◆ WORK REQUIRED
Below are some records. Say in a single number how many of their lines include the word "AIRCRAFT".

◆ TASK INPUT
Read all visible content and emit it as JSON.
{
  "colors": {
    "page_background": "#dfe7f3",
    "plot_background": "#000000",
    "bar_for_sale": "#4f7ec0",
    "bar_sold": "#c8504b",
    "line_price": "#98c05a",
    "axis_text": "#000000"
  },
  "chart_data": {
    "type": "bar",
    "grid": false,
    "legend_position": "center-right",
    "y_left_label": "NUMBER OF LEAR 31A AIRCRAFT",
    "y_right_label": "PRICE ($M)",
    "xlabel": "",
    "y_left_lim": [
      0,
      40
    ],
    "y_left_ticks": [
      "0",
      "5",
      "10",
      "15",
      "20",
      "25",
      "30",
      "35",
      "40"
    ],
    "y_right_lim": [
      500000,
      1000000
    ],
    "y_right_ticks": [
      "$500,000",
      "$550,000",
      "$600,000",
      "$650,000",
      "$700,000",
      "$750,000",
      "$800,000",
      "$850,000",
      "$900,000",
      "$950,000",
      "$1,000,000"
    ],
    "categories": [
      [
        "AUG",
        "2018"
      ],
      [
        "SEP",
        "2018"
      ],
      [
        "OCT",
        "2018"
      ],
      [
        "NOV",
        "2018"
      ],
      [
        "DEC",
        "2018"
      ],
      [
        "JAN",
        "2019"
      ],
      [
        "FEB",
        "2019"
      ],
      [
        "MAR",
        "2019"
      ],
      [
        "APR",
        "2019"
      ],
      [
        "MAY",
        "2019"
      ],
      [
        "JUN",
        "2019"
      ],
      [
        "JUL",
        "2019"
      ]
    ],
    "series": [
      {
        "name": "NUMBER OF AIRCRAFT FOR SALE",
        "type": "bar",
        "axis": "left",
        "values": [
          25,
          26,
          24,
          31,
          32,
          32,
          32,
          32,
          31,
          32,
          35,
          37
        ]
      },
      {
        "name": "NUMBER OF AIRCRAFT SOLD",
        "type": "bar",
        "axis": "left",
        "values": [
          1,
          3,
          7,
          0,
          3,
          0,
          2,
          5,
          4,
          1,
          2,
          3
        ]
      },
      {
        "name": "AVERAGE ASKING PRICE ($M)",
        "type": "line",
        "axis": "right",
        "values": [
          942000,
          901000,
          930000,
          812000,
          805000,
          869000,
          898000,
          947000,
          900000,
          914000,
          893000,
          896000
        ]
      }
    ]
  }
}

◆ TASK RESPONSE
3